For example, given the C major scale,

C D E F G A B C

if we select C as a root note and start picking every other note, we would get E and G.

The notes C, E, and G make up a C major chord. Every C major chord you know how to play is just some combination of C's, E's, and G's.

If we took this process of picking every other note way out to the 7th note of the scale, which would be the note B, we'd get a C Maj7 chord. Every C Maj7 chord you know is just some combination of C's, E's, G,s, and B's.

Still using the C major scale....

if I took D as my root note and started adding every other note I'd get the notes

D F and A. These notes together make a Dmin chord. Every Dmin chord you know is just a collection of D's, F's, and A's.

If I took this picking every other note process out to the 7th note from D, that would be the note C, and we'd get

D F A and C. These notes together make a Dmin7 chord. Every Dmin7 chord you know how to play is just a collection of D's, F's, A's, and C's.

!!!!!!!Of course you need to understand the rules that tell you if you've got a major chord as opposed to a minor chord, a Maj7 as opposed to a dominant 7th, etc.....we'll get to that!!!!!!!!!!!

### TASK 1
Using the passage on building chords from a scale, decide whether each statement agrees with it. Answer yes or no for each, and quote the words that settle it.
(a) Picking every other note from C in the C major scale gives E and G.
(b) Counting from D, the 7th note in the C major scale is B.
(c) The notes D, F, and A together make a D major chord.

(Box coordinate listings)
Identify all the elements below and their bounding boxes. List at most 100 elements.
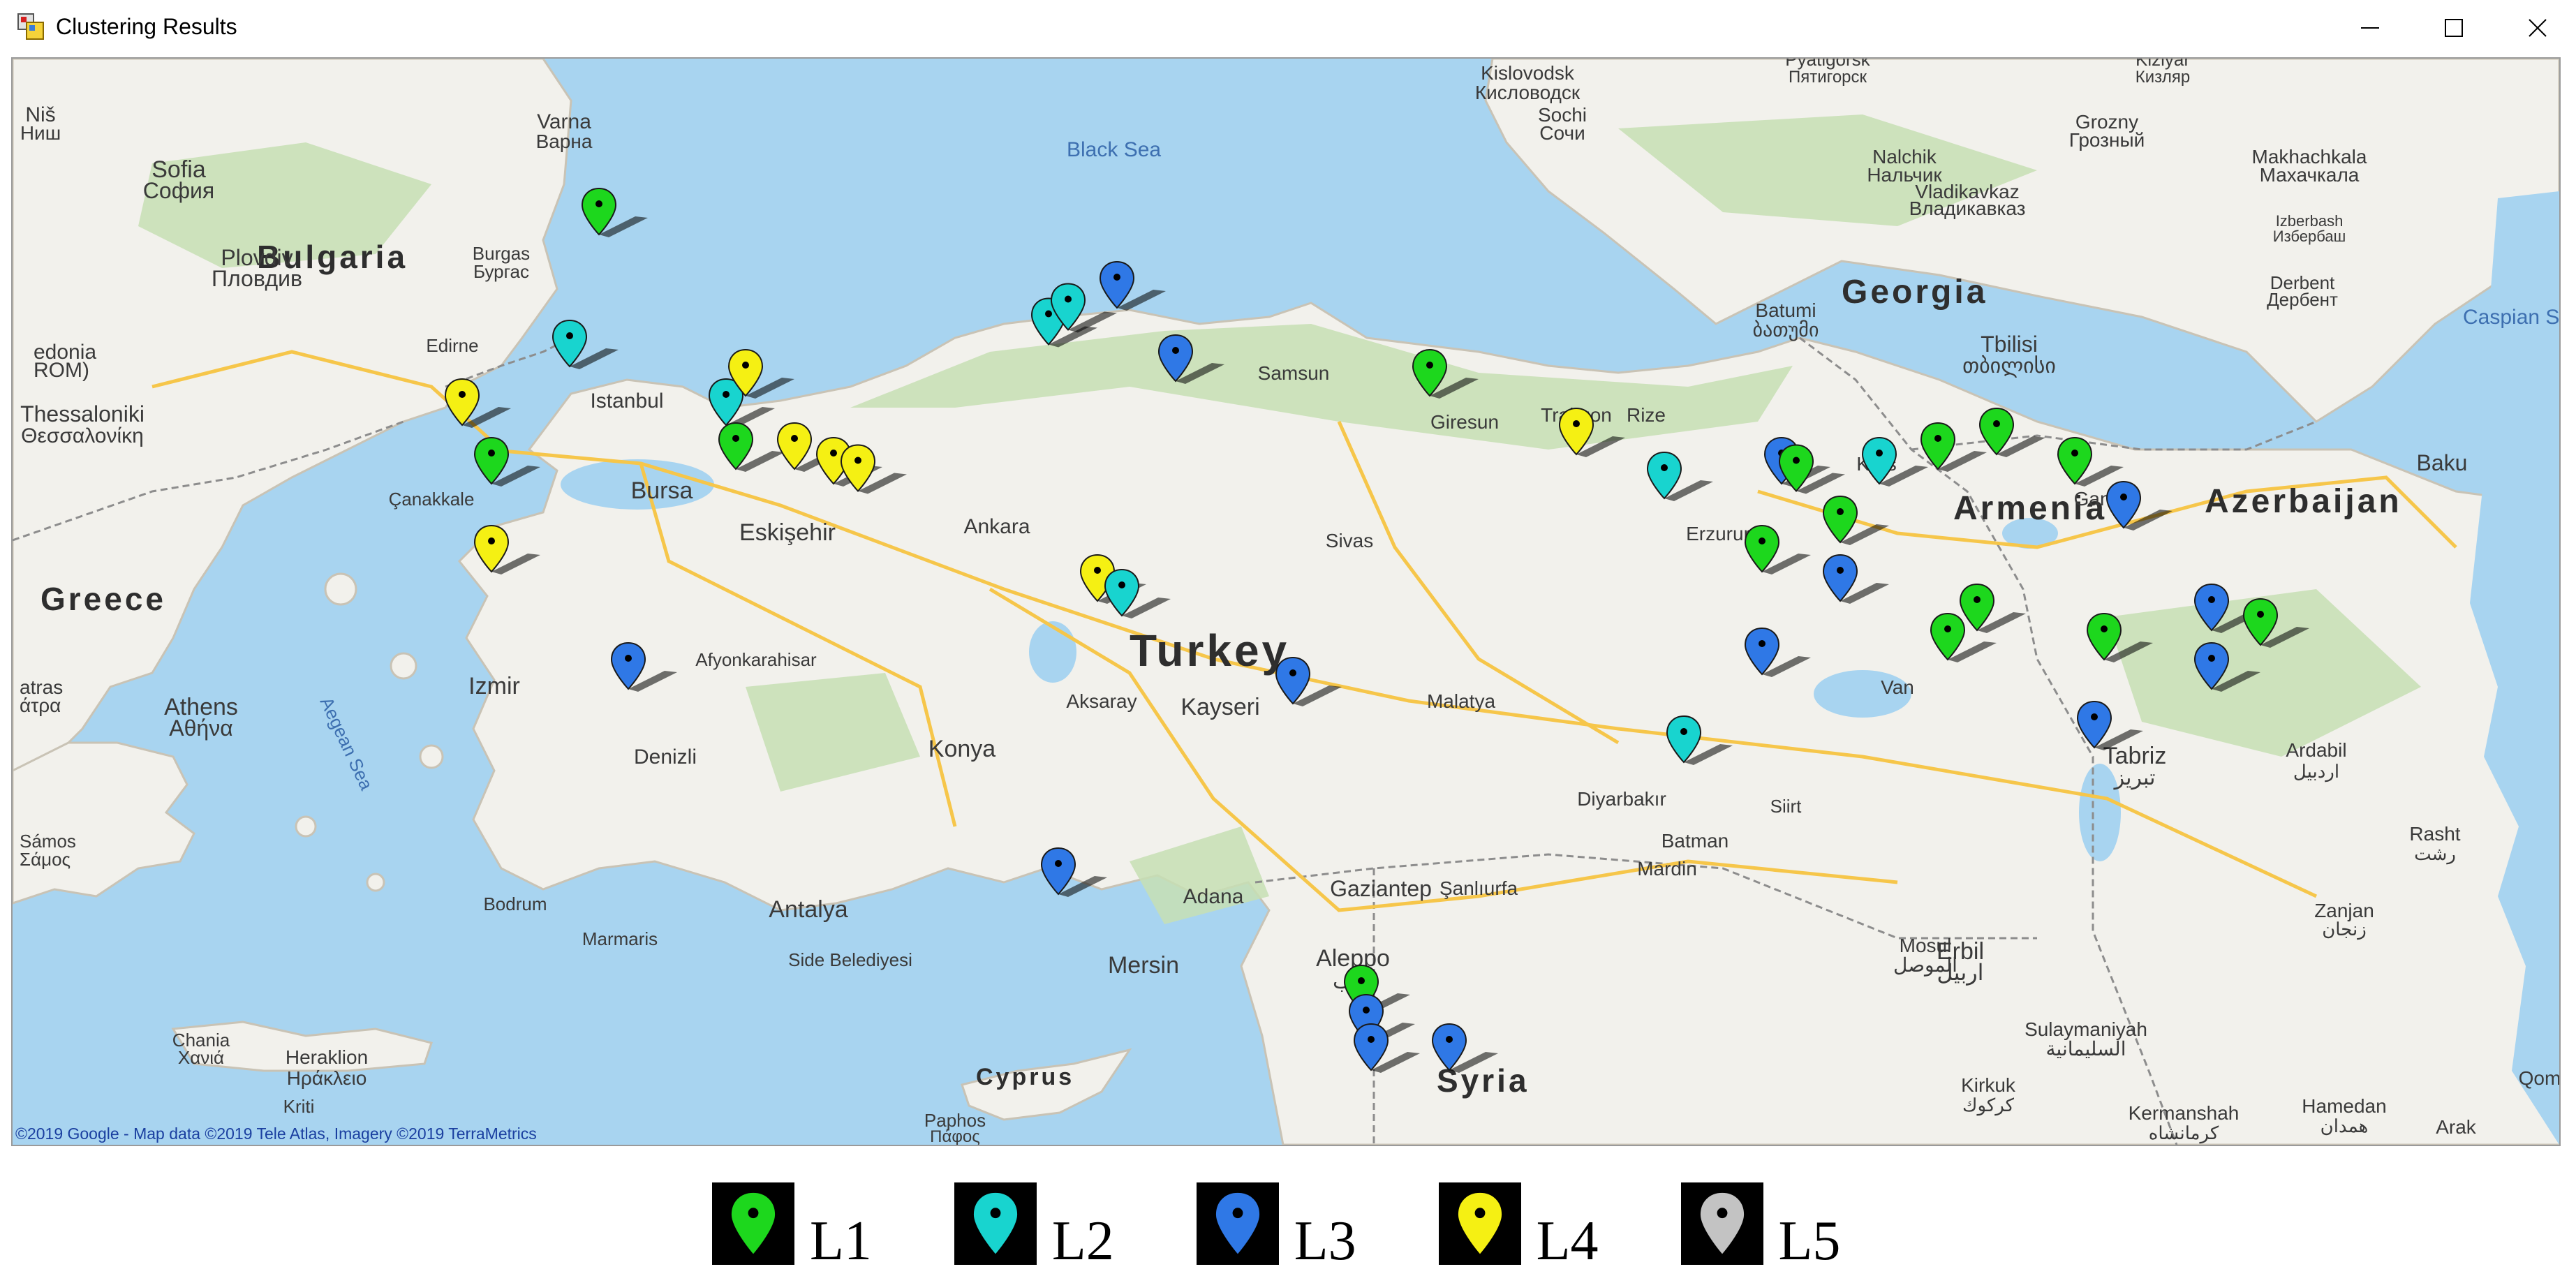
- marker-center-dot: [459, 391, 466, 398]
- city-label: Şanlıurfa: [1439, 877, 1518, 899]
- map-pin-icon: [1099, 260, 1135, 309]
- city-label: Hamedan: [2302, 1095, 2386, 1117]
- city-label: Сочи: [1539, 122, 1585, 144]
- map-attribution: ©2019 Google - Map data ©2019 Tele Atlas…: [15, 1125, 537, 1143]
- map-pin-icon: [581, 187, 617, 236]
- city-label: άτρα: [20, 695, 61, 716]
- land-island: [324, 572, 357, 606]
- marker-center-dot: [2101, 625, 2108, 632]
- minimize-button[interactable]: [2332, 0, 2408, 56]
- land-island: [295, 815, 317, 838]
- marker-center-dot: [1446, 1036, 1453, 1043]
- city-label: Diyarbakır: [1577, 788, 1666, 810]
- legend-label-l4: L4: [1536, 1210, 1599, 1272]
- city-label: Istanbul: [590, 390, 663, 413]
- marker-center-dot: [1363, 1007, 1370, 1014]
- maximize-button[interactable]: [2415, 0, 2492, 56]
- city-label: اربيل: [1937, 960, 1983, 986]
- marker-center-dot: [723, 391, 730, 398]
- marker-center-dot: [1837, 567, 1844, 574]
- city-label: Mardin: [1637, 858, 1697, 880]
- city-label: Θεσσαλονίκη: [21, 424, 144, 447]
- marker-center-dot: [830, 450, 837, 457]
- cluster-marker-l1[interactable]: [473, 436, 540, 487]
- legend-label-l5: L5: [1778, 1210, 1841, 1272]
- city-label: كركوك: [1962, 1095, 2015, 1116]
- marker-center-dot: [2208, 596, 2215, 603]
- legend-swatch-l5: [1680, 1182, 1763, 1265]
- cluster-marker-l3[interactable]: [1099, 260, 1166, 311]
- legend-item-l4: L4: [1438, 1177, 1599, 1269]
- city-label: Пловдив: [212, 266, 302, 291]
- country-label-azerbaijan: Azerbaijan: [2205, 483, 2402, 520]
- clustering-results-window: Clustering Results Bulgaria Greece Turke…: [0, 0, 2576, 1159]
- marker-center-dot: [1793, 457, 1800, 464]
- map-pin-icon: [971, 1190, 1020, 1257]
- map-pin-icon: [1456, 1190, 1504, 1257]
- city-label: Van: [1881, 676, 1914, 698]
- city-label: Samsun: [1258, 362, 1330, 384]
- cluster-legend: L1 L2 L3 L4 L5: [712, 1177, 1923, 1269]
- city-label: Qom: [2519, 1067, 2559, 1089]
- legend-swatch-l3: [1196, 1182, 1279, 1265]
- city-label: Siirt: [1770, 796, 1803, 817]
- city-label: السليمانية: [2046, 1038, 2126, 1060]
- country-label-greece: Greece: [40, 581, 166, 617]
- city-label: Χανιά: [178, 1047, 224, 1068]
- window-title: Clustering Results: [56, 14, 237, 39]
- marker-center-dot: [1172, 347, 1179, 354]
- marker-center-dot: [566, 332, 573, 339]
- cluster-marker-l4[interactable]: [444, 378, 511, 428]
- city-label: თბილისი: [1962, 355, 2056, 378]
- marker-center-dot: [1113, 274, 1120, 281]
- marker-center-dot: [488, 537, 495, 544]
- city-label: رشت: [2414, 843, 2456, 865]
- marker-center-dot: [2091, 713, 2098, 720]
- marker-center-dot: [1974, 596, 1981, 603]
- sea-label-aegean-sea: Aegean Sea: [316, 694, 378, 794]
- close-icon: [2529, 19, 2547, 37]
- marker-center-dot: [2120, 494, 2127, 500]
- marker-center-dot: [2208, 655, 2215, 662]
- city-label: Kayseri: [1180, 694, 1259, 720]
- city-label: Бургас: [473, 261, 529, 282]
- marker-center-dot: [732, 435, 739, 442]
- marker-center-dot: [2257, 611, 2264, 618]
- map-pin-icon: [729, 1190, 778, 1257]
- marker-center-dot: [488, 450, 495, 457]
- city-label: Antalya: [769, 896, 847, 923]
- marker-center-dot: [1934, 435, 1941, 442]
- map-pin-icon: [444, 378, 480, 426]
- title-bar[interactable]: Clustering Results: [0, 0, 2576, 56]
- city-label: Edirne: [426, 335, 478, 356]
- minimize-icon: [2361, 27, 2379, 29]
- sea-label-black-sea: Black Sea: [1067, 138, 1161, 161]
- city-label: Kirkuk: [1961, 1074, 2016, 1096]
- close-button[interactable]: [2499, 0, 2576, 56]
- city-label: Konya: [928, 736, 995, 762]
- cluster-marker-l1[interactable]: [581, 187, 648, 237]
- legend-item-l3: L3: [1196, 1177, 1356, 1269]
- map-pin-icon: [1040, 847, 1076, 896]
- map-canvas[interactable]: Bulgaria Greece Turkey Georgia Armenia A…: [13, 59, 2559, 1145]
- city-label: Грозный: [2069, 129, 2145, 151]
- marker-center-dot: [1289, 669, 1296, 676]
- city-label: Πάφος: [930, 1127, 980, 1145]
- lake-tuz: [1029, 621, 1076, 683]
- country-label-georgia: Georgia: [1842, 274, 1987, 311]
- marker-center-dot: [1661, 464, 1668, 471]
- city-label: Ηράκλειο: [287, 1067, 367, 1089]
- city-label: ბათუმი: [1753, 319, 1819, 341]
- cluster-marker-l2[interactable]: [552, 319, 619, 369]
- city-label: تبریز: [2113, 766, 2156, 790]
- marker-center-dot: [1426, 362, 1433, 369]
- city-label: Tbilisi: [1981, 332, 2038, 357]
- city-label: Eskişehir: [739, 519, 836, 546]
- city-label: Side Belediyesi: [788, 949, 912, 970]
- city-label: Избербаш: [2273, 228, 2346, 245]
- city-label: Rasht: [2409, 823, 2460, 845]
- city-label: Αθήνα: [169, 715, 232, 741]
- map-view[interactable]: Bulgaria Greece Turkey Georgia Armenia A…: [11, 57, 2561, 1146]
- land-island: [419, 744, 444, 769]
- city-label: Aksaray: [1066, 690, 1137, 712]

### TASK 2
Reproduce the stretch of the entries from the line that contains "- marker-center-dot: [459, 391, 466, 398]" through the line that contains "- legend-label-l4: L4: [1536, 1210, 1599, 1272]", including both of those lines.

### EXPECTED ANSWER 1
(a) Yes: "if we select C as a root note and start picking every other note, we would get E and G."
(b) No: "If I took this picking every other note process out to the 7th note from D, that would be the note C"
(c) No: "D F and A. These notes together make a Dmin chord."

### EXPECTED ANSWER 2
- marker-center-dot: [459, 391, 466, 398]
- city-label: Şanlıurfa: [1439, 877, 1518, 899]
- map-pin-icon: [1099, 260, 1135, 309]
- city-label: Hamedan: [2302, 1095, 2386, 1117]
- city-label: Сочи: [1539, 122, 1585, 144]
- map-attribution: ©2019 Google - Map data ©2019 Tele Atlas…: [15, 1125, 537, 1143]
- map-pin-icon: [581, 187, 617, 236]
- city-label: άτρα: [20, 695, 61, 716]
- land-island: [324, 572, 357, 606]
- marker-center-dot: [2101, 625, 2108, 632]
- minimize-button[interactable]: [2332, 0, 2408, 56]
- land-island: [295, 815, 317, 838]
- marker-center-dot: [1446, 1036, 1453, 1043]
- city-label: Diyarbakır: [1577, 788, 1666, 810]
- legend-label-l4: L4: [1536, 1210, 1599, 1272]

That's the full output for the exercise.